**Short task**
Scan the lines below for the string "color" and copy every one that has it.

[Data tied to figure images]
·····
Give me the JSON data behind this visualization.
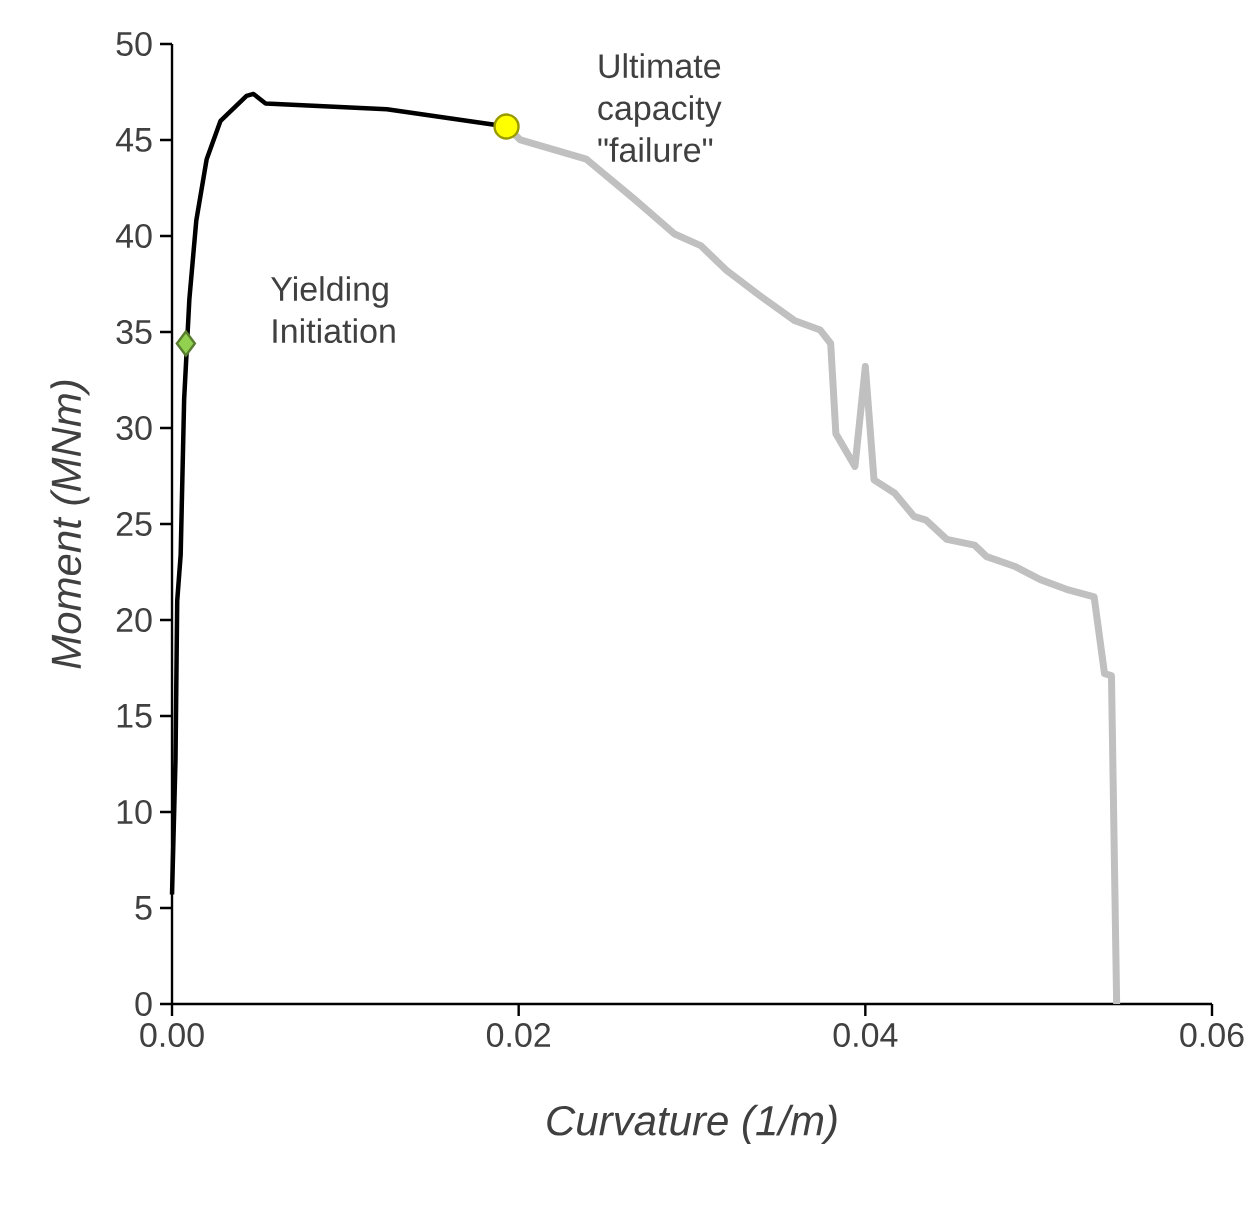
{
  "chart_data": {
    "type": "line",
    "xlabel": "Curvature (1/m)",
    "ylabel": "Moment (MNm)",
    "xlim": [
      0,
      0.06
    ],
    "ylim": [
      0,
      50
    ],
    "xticks": [
      {
        "value": 0,
        "label": "0.00"
      },
      {
        "value": 0.02,
        "label": "0.02"
      },
      {
        "value": 0.04,
        "label": "0.04"
      },
      {
        "value": 0.06,
        "label": "0.06"
      }
    ],
    "yticks": [
      0,
      5,
      10,
      15,
      20,
      25,
      30,
      35,
      40,
      45,
      50
    ],
    "grid": false,
    "series": [
      {
        "color": "#c0c0c0",
        "x": [
          0.0193,
          0.0201,
          0.0239,
          0.0267,
          0.029,
          0.0305,
          0.032,
          0.0339,
          0.0359,
          0.0374,
          0.038,
          0.0383,
          0.0394,
          0.04,
          0.0405,
          0.0417,
          0.0428,
          0.0435,
          0.0447,
          0.0463,
          0.047,
          0.0486,
          0.0501,
          0.0516,
          0.0532,
          0.0538,
          0.0542,
          0.0545
        ],
        "values": [
          45.7,
          45.0,
          44.0,
          41.9,
          40.1,
          39.5,
          38.2,
          36.9,
          35.6,
          35.1,
          34.4,
          29.7,
          28.0,
          33.2,
          27.3,
          26.6,
          25.4,
          25.2,
          24.2,
          23.9,
          23.3,
          22.8,
          22.1,
          21.6,
          21.2,
          17.2,
          17.1,
          0
        ]
      },
      {
        "color": "#000000",
        "x": [
          0.0,
          0.0002,
          0.0003,
          0.0005,
          0.0007,
          0.001,
          0.0014,
          0.002,
          0.0028,
          0.0043,
          0.0047,
          0.0054,
          0.0124,
          0.0193
        ],
        "values": [
          5.7,
          12.7,
          21.0,
          23.4,
          31.5,
          36.7,
          40.8,
          44.0,
          46.0,
          47.3,
          47.4,
          46.9,
          46.6,
          45.7
        ]
      },
      {
        "type": "scatter",
        "marker": "diamond",
        "color": "#92d050",
        "x": [
          0.0008
        ],
        "values": [
          34.4
        ]
      },
      {
        "type": "scatter",
        "marker": "circle",
        "color": "#ffff00",
        "x": [
          0.0193
        ],
        "values": [
          45.7
        ]
      }
    ],
    "annotations": [
      {
        "text": "Yielding Initiation",
        "x": 0.0008,
        "y": 34.4
      },
      {
        "text": "Ultimate capacity \"failure\"",
        "x": 0.0193,
        "y": 45.7
      }
    ]
  }
}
·····
**Full solution**
        "color": "#c0c0c0",
        "color": "#000000",
        "color": "#92d050",
        "color": "#ffff00",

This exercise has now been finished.